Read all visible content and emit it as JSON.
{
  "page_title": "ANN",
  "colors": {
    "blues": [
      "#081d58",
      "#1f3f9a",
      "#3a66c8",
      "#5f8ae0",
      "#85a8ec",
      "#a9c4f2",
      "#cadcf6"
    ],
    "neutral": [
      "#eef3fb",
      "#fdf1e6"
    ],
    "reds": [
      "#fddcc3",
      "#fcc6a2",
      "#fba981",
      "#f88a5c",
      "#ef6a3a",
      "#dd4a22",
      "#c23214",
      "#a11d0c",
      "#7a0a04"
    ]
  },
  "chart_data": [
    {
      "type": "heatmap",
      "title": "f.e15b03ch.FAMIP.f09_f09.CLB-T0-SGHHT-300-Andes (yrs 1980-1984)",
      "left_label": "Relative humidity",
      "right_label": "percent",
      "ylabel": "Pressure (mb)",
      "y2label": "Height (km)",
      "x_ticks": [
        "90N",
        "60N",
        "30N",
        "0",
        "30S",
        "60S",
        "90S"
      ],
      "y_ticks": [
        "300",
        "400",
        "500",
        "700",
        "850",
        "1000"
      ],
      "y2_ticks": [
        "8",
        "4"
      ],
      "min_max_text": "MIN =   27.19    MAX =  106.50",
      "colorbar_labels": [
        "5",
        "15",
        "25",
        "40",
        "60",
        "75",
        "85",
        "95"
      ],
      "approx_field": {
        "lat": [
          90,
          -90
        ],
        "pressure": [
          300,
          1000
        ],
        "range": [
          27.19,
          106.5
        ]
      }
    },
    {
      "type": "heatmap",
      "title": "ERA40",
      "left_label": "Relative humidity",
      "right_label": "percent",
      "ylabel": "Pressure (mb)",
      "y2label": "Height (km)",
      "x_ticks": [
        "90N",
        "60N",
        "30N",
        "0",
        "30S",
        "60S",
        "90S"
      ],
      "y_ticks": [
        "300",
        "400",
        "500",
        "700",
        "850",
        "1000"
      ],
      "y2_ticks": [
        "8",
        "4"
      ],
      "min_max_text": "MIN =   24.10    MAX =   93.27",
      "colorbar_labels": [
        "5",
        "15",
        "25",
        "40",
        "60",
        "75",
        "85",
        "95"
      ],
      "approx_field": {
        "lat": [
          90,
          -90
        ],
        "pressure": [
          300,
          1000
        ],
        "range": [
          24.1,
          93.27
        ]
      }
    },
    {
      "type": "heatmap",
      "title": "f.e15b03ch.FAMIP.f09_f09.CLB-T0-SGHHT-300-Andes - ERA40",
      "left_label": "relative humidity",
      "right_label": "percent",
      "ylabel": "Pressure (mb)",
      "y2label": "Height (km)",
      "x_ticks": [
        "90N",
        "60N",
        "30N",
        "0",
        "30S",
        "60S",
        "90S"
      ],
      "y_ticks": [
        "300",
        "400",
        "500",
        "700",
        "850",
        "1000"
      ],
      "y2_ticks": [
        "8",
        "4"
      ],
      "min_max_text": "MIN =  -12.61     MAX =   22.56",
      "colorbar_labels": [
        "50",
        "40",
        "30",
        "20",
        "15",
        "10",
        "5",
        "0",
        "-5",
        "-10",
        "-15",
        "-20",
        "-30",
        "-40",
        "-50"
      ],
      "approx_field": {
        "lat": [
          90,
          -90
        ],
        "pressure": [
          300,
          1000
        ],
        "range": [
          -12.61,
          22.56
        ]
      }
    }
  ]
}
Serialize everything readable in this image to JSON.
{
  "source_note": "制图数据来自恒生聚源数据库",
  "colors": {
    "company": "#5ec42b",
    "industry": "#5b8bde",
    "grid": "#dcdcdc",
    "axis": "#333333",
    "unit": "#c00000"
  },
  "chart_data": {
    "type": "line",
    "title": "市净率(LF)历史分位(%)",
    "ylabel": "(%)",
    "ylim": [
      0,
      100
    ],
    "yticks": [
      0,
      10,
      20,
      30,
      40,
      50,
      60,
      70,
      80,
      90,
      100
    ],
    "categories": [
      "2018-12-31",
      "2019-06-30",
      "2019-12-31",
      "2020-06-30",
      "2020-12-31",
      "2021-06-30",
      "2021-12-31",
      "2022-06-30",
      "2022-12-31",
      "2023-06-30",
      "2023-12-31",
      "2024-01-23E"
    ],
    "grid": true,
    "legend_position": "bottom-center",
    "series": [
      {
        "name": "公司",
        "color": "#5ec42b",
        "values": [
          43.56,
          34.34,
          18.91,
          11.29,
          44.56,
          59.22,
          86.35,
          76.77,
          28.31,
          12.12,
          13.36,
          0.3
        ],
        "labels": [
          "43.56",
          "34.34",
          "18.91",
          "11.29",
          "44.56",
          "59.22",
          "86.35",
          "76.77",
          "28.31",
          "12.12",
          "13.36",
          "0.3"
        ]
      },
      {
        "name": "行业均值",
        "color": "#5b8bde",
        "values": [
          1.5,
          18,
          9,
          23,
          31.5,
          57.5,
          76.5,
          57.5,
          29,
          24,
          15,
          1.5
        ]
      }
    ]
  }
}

[What you should do]: Every entry needs to be retyped exactly.

[Expected answer]:
Read all visible content and emit it as JSON.
{
  "page_title": "ANN",
  "colors": {
    "blues": [
      "#081d58",
      "#1f3f9a",
      "#3a66c8",
      "#5f8ae0",
      "#85a8ec",
      "#a9c4f2",
      "#cadcf6"
    ],
    "neutral": [
      "#eef3fb",
      "#fdf1e6"
    ],
    "reds": [
      "#fddcc3",
      "#fcc6a2",
      "#fba981",
      "#f88a5c",
      "#ef6a3a",
      "#dd4a22",
      "#c23214",
      "#a11d0c",
      "#7a0a04"
    ]
  },
  "chart_data": [
    {
      "type": "heatmap",
      "title": "f.e15b03ch.FAMIP.f09_f09.CLB-T0-SGHHT-300-Andes (yrs 1980-1984)",
      "left_label": "Relative humidity",
      "right_label": "percent",
      "ylabel": "Pressure (mb)",
      "y2label": "Height (km)",
      "x_ticks": [
        "90N",
        "60N",
        "30N",
        "0",
        "30S",
        "60S",
        "90S"
      ],
      "y_ticks": [
        "300",
        "400",
        "500",
        "700",
        "850",
        "1000"
      ],
      "y2_ticks": [
        "8",
        "4"
      ],
      "min_max_text": "MIN =   27.19    MAX =  106.50",
      "colorbar_labels": [
        "5",
        "15",
        "25",
        "40",
        "60",
        "75",
        "85",
        "95"
      ],
      "approx_field": {
        "lat": [
          90,
          -90
        ],
        "pressure": [
          300,
          1000
        ],
        "range": [
          27.19,
          106.5
        ]
      }
    },
    {
      "type": "heatmap",
      "title": "ERA40",
      "left_label": "Relative humidity",
      "right_label": "percent",
      "ylabel": "Pressure (mb)",
      "y2label": "Height (km)",
      "x_ticks": [
        "90N",
        "60N",
        "30N",
        "0",
        "30S",
        "60S",
        "90S"
      ],
      "y_ticks": [
        "300",
        "400",
        "500",
        "700",
        "850",
        "1000"
      ],
      "y2_ticks": [
        "8",
        "4"
      ],
      "min_max_text": "MIN =   24.10    MAX =   93.27",
      "colorbar_labels": [
        "5",
        "15",
        "25",
        "40",
        "60",
        "75",
        "85",
        "95"
      ],
      "approx_field": {
        "lat": [
          90,
          -90
        ],
        "pressure": [
          300,
          1000
        ],
        "range": [
          24.1,
          93.27
        ]
      }
    },
    {
      "type": "heatmap",
      "title": "f.e15b03ch.FAMIP.f09_f09.CLB-T0-SGHHT-300-Andes - ERA40",
      "left_label": "relative humidity",
      "right_label": "percent",
      "ylabel": "Pressure (mb)",
      "y2label": "Height (km)",
      "x_ticks": [
        "90N",
        "60N",
        "30N",
        "0",
        "30S",
        "60S",
        "90S"
      ],
      "y_ticks": [
        "300",
        "400",
        "500",
        "700",
        "850",
        "1000"
      ],
      "y2_ticks": [
        "8",
        "4"
      ],
      "min_max_text": "MIN =  -12.61     MAX =   22.56",
      "colorbar_labels": [
        "50",
        "40",
        "30",
        "20",
        "15",
        "10",
        "5",
        "0",
        "-5",
        "-10",
        "-15",
        "-20",
        "-30",
        "-40",
        "-50"
      ],
      "approx_field": {
        "lat": [
          90,
          -90
        ],
        "pressure": [
          300,
          1000
        ],
        "range": [
          -12.61,
          22.56
        ]
      }
    }
  ]
}
Serialize everything readable in this image to JSON.
{
  "source_note": "制图数据来自恒生聚源数据库",
  "colors": {
    "company": "#5ec42b",
    "industry": "#5b8bde",
    "grid": "#dcdcdc",
    "axis": "#333333",
    "unit": "#c00000"
  },
  "chart_data": {
    "type": "line",
    "title": "市净率(LF)历史分位(%)",
    "ylabel": "(%)",
    "ylim": [
      0,
      100
    ],
    "yticks": [
      0,
      10,
      20,
      30,
      40,
      50,
      60,
      70,
      80,
      90,
      100
    ],
    "categories": [
      "2018-12-31",
      "2019-06-30",
      "2019-12-31",
      "2020-06-30",
      "2020-12-31",
      "2021-06-30",
      "2021-12-31",
      "2022-06-30",
      "2022-12-31",
      "2023-06-30",
      "2023-12-31",
      "2024-01-23E"
    ],
    "grid": true,
    "legend_position": "bottom-center",
    "series": [
      {
        "name": "公司",
        "color": "#5ec42b",
        "values": [
          43.56,
          34.34,
          18.91,
          11.29,
          44.56,
          59.22,
          86.35,
          76.77,
          28.31,
          12.12,
          13.36,
          0.3
        ],
        "labels": [
          "43.56",
          "34.34",
          "18.91",
          "11.29",
          "44.56",
          "59.22",
          "86.35",
          "76.77",
          "28.31",
          "12.12",
          "13.36",
          "0.3"
        ]
      },
      {
        "name": "行业均值",
        "color": "#5b8bde",
        "values": [
          1.5,
          18,
          9,
          23,
          31.5,
          57.5,
          76.5,
          57.5,
          29,
          24,
          15,
          1.5
        ]
      }
    ]
  }
}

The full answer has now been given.